Input data:
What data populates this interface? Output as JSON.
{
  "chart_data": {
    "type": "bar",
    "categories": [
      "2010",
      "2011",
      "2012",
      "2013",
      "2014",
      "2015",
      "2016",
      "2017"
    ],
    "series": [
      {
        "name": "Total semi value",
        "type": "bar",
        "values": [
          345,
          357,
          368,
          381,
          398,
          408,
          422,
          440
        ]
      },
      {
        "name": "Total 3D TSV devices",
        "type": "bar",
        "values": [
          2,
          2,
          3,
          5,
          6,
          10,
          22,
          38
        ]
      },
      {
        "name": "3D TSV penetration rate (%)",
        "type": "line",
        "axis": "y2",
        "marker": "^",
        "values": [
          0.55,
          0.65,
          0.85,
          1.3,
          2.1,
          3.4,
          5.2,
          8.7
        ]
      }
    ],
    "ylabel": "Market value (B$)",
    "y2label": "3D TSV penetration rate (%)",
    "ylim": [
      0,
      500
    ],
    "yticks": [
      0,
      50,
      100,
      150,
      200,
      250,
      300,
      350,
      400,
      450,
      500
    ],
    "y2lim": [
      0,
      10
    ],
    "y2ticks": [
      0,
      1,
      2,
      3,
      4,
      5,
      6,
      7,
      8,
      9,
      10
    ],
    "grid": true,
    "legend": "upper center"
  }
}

To be done:
Reproduce each entry exactly, leaving out nothing.

Solution to the problem:
What data populates this interface? Output as JSON.
{
  "chart_data": {
    "type": "bar",
    "categories": [
      "2010",
      "2011",
      "2012",
      "2013",
      "2014",
      "2015",
      "2016",
      "2017"
    ],
    "series": [
      {
        "name": "Total semi value",
        "type": "bar",
        "values": [
          345,
          357,
          368,
          381,
          398,
          408,
          422,
          440
        ]
      },
      {
        "name": "Total 3D TSV devices",
        "type": "bar",
        "values": [
          2,
          2,
          3,
          5,
          6,
          10,
          22,
          38
        ]
      },
      {
        "name": "3D TSV penetration rate (%)",
        "type": "line",
        "axis": "y2",
        "marker": "^",
        "values": [
          0.55,
          0.65,
          0.85,
          1.3,
          2.1,
          3.4,
          5.2,
          8.7
        ]
      }
    ],
    "ylabel": "Market value (B$)",
    "y2label": "3D TSV penetration rate (%)",
    "ylim": [
      0,
      500
    ],
    "yticks": [
      0,
      50,
      100,
      150,
      200,
      250,
      300,
      350,
      400,
      450,
      500
    ],
    "y2lim": [
      0,
      10
    ],
    "y2ticks": [
      0,
      1,
      2,
      3,
      4,
      5,
      6,
      7,
      8,
      9,
      10
    ],
    "grid": true,
    "legend": "upper center"
  }
}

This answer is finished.